— WHAT THE EXERCISE ASKS —
Skip the pictures. Reproduce all other material exactly.

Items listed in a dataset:
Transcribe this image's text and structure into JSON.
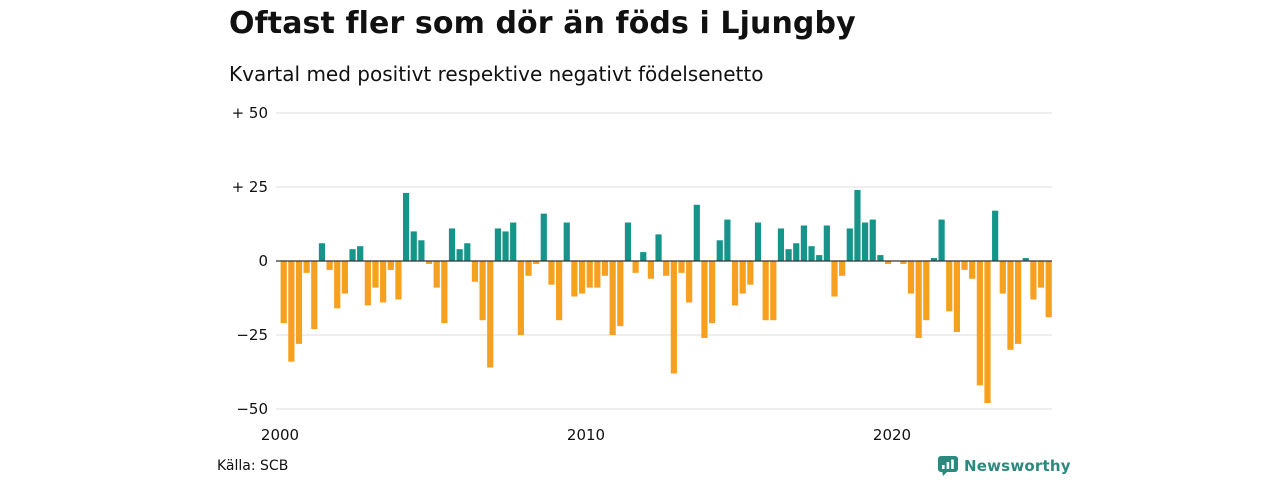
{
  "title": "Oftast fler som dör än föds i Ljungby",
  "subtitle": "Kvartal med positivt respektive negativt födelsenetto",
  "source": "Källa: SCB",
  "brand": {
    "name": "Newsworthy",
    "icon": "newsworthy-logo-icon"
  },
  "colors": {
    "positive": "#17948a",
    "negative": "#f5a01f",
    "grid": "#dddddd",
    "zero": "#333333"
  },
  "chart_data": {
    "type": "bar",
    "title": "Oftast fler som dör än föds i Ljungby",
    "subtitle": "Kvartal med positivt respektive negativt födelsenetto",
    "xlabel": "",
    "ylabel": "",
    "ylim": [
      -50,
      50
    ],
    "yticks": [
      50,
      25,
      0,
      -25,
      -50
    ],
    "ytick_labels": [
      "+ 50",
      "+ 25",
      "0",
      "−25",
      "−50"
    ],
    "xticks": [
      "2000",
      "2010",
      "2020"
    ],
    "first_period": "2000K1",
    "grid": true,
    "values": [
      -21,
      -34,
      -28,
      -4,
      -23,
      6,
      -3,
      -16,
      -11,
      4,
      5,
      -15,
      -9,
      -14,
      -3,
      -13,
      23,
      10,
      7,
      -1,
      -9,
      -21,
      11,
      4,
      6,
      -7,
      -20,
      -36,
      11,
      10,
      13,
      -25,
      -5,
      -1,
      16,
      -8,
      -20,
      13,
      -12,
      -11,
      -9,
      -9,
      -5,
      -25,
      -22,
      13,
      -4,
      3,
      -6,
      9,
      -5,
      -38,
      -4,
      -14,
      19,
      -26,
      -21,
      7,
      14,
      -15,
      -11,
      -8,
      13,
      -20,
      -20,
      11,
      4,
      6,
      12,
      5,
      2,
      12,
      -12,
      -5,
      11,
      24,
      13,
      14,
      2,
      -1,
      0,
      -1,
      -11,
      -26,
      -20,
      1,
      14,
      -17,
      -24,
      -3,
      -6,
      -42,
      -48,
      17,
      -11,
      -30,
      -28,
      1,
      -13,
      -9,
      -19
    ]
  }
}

— EXPECTED ANSWER —
Transcribe this image's text and structure into JSON.
{
  "title": "Oftast fler som dör än föds i Ljungby",
  "subtitle": "Kvartal med positivt respektive negativt födelsenetto",
  "source": "Källa: SCB",
  "brand": {
    "name": "Newsworthy",
    "icon": "newsworthy-logo-icon"
  },
  "colors": {
    "positive": "#17948a",
    "negative": "#f5a01f",
    "grid": "#dddddd",
    "zero": "#333333"
  },
  "chart_data": {
    "type": "bar",
    "title": "Oftast fler som dör än föds i Ljungby",
    "subtitle": "Kvartal med positivt respektive negativt födelsenetto",
    "xlabel": "",
    "ylabel": "",
    "ylim": [
      -50,
      50
    ],
    "yticks": [
      50,
      25,
      0,
      -25,
      -50
    ],
    "ytick_labels": [
      "+ 50",
      "+ 25",
      "0",
      "−25",
      "−50"
    ],
    "xticks": [
      "2000",
      "2010",
      "2020"
    ],
    "first_period": "2000K1",
    "grid": true,
    "values": [
      -21,
      -34,
      -28,
      -4,
      -23,
      6,
      -3,
      -16,
      -11,
      4,
      5,
      -15,
      -9,
      -14,
      -3,
      -13,
      23,
      10,
      7,
      -1,
      -9,
      -21,
      11,
      4,
      6,
      -7,
      -20,
      -36,
      11,
      10,
      13,
      -25,
      -5,
      -1,
      16,
      -8,
      -20,
      13,
      -12,
      -11,
      -9,
      -9,
      -5,
      -25,
      -22,
      13,
      -4,
      3,
      -6,
      9,
      -5,
      -38,
      -4,
      -14,
      19,
      -26,
      -21,
      7,
      14,
      -15,
      -11,
      -8,
      13,
      -20,
      -20,
      11,
      4,
      6,
      12,
      5,
      2,
      12,
      -12,
      -5,
      11,
      24,
      13,
      14,
      2,
      -1,
      0,
      -1,
      -11,
      -26,
      -20,
      1,
      14,
      -17,
      -24,
      -3,
      -6,
      -42,
      -48,
      17,
      -11,
      -30,
      -28,
      1,
      -13,
      -9,
      -19
    ]
  }
}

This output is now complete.